→ **TRAVAIL À RÉALISER**: Reproduisez intégralement et sans aucune modification le texte sur Marcello Lippi.

→ **TEXTE À LIRE**:
Marcello Lippi, le joueur de poker

Marcello Lippi, le joueur de poker

Le football est souvent une partie de poker et on imagine facilement Marcello Lippi, le sélectionneur italien aux airs de Paul Newman, assis à une table de casino, impassible avec un sourire en coin et son cigarillo aux lèvres, en train de plumer ses adversaires allemands, français ou portugais au Mondial 2006.
Mardi face à l’Allemagne lors de la prolongation, Lippi a abattu ses cartes maîtresses en alignant quatre joueurs portés vers l’attaque (Gilardino, Iaquinta, Del Piero, Totti) en même temps sur le terrain. Un véritable coup de poker quand on connaît la frilosité italienne et au terme d’un match qui avait vu l’Italie contrôler avec calme la rencontre sans se lancer dans de folles offensives. «Je voyais qu’on pouvait marquer, que le ballon allait d’un but à l’autre, alors je voulais avoir des attaquants devant», a expliqué Lippi, après la rencontre, à une presse médusée par sa maîtrise tactique, tout en ajoutant: «On aurait survécu aux penalties».

→ **ENREGISTREMENTS PRÉSENTÉS**:

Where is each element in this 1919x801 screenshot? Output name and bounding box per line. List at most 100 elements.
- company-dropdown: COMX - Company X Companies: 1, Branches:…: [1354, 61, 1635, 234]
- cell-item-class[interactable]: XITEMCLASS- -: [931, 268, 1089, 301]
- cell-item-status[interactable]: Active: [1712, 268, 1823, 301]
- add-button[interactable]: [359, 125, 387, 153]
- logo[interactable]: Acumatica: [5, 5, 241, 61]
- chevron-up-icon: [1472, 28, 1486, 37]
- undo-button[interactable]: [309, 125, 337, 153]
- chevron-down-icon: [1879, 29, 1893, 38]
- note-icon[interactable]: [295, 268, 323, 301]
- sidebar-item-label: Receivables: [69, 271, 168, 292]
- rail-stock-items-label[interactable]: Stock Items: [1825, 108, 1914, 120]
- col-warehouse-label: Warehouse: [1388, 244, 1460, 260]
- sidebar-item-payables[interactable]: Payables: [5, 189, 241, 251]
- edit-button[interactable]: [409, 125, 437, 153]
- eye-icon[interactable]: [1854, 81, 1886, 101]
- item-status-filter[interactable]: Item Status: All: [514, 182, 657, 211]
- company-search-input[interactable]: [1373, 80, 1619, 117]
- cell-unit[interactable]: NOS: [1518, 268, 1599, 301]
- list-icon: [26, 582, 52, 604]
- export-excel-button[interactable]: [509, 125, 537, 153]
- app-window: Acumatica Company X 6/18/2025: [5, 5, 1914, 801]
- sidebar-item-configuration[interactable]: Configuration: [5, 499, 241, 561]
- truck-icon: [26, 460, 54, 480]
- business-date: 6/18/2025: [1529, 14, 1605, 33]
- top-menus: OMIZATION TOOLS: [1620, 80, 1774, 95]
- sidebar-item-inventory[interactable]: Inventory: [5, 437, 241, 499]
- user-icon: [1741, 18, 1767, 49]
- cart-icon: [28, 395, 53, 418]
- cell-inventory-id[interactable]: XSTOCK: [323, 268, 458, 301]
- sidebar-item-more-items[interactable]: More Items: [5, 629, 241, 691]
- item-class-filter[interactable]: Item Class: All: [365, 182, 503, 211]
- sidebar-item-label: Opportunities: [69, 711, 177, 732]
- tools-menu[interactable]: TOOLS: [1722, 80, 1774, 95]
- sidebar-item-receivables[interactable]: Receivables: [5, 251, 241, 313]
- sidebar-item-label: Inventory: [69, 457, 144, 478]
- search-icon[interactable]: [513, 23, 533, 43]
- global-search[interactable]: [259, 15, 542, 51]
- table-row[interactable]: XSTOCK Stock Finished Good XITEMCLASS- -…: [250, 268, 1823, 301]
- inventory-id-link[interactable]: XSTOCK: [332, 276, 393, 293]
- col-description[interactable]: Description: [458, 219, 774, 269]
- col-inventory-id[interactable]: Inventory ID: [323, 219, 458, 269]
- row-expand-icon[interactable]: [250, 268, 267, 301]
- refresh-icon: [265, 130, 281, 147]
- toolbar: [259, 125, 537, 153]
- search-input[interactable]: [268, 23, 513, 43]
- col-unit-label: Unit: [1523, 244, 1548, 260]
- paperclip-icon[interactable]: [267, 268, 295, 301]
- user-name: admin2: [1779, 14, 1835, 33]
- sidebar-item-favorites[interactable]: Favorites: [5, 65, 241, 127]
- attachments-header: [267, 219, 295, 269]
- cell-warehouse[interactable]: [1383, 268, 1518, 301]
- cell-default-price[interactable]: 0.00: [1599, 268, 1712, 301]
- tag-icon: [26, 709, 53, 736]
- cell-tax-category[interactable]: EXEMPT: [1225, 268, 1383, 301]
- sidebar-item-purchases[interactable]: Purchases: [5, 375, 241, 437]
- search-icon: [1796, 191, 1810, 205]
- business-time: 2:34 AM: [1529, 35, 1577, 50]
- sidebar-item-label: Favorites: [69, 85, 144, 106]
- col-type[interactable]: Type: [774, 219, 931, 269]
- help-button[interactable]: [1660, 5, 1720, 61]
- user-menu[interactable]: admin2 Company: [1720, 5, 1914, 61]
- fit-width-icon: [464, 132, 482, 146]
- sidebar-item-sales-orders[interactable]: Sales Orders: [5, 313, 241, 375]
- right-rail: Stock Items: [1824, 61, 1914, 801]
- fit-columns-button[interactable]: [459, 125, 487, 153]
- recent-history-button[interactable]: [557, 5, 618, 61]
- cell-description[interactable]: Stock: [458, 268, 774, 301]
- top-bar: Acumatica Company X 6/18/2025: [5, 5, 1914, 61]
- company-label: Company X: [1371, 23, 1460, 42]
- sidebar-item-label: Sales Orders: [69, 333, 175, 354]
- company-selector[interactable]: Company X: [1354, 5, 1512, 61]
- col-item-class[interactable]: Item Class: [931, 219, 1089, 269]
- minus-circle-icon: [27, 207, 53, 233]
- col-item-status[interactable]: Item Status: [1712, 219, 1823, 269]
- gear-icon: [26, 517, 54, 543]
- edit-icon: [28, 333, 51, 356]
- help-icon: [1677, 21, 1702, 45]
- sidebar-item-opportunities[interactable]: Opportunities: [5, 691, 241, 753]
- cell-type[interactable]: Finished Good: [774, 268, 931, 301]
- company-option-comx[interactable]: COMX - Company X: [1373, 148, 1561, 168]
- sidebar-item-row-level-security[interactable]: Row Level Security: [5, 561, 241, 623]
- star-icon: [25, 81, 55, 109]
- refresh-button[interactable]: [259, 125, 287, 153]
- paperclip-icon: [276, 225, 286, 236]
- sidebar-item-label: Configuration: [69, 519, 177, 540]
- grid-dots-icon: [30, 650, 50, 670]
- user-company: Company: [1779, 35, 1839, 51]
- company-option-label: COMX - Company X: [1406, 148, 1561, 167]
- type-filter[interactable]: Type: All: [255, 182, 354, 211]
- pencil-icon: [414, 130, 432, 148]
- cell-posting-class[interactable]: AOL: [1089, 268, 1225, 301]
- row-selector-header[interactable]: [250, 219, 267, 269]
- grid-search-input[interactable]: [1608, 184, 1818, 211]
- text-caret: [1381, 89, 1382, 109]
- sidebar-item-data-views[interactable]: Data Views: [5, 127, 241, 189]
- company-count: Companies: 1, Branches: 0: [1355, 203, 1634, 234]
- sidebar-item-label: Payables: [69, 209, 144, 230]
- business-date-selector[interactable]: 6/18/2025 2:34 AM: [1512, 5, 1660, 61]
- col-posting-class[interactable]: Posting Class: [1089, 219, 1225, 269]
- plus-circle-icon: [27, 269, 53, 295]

→ **CORRIGÉ**:
Marcello Lippi, le joueur de poker

Marcello Lippi, le joueur de poker

Le football est souvent une partie de poker et on imagine facilement Marcello Lippi, le sélectionneur italien aux airs de Paul Newman, assis à une table de casino, impassible avec un sourire en coin et son cigarillo aux lèvres, en train de plumer ses adversaires allemands, français ou portugais au Mondial 2006.
Mardi face à l’Allemagne lors de la prolongation, Lippi a abattu ses cartes maîtresses en alignant quatre joueurs portés vers l’attaque (Gilardino, Iaquinta, Del Piero, Totti) en même temps sur le terrain. Un véritable coup de poker quand on connaît la frilosité italienne et au terme d’un match qui avait vu l’Italie contrôler avec calme la rencontre sans se lancer dans de folles offensives. «Je voyais qu’on pouvait marquer, que le ballon allait d’un but à l’autre, alors je voulais avoir des attaquants devant», a expliqué Lippi, après la rencontre, à une presse médusée par sa maîtrise tactique, tout en ajoutant: «On aurait survécu aux penalties».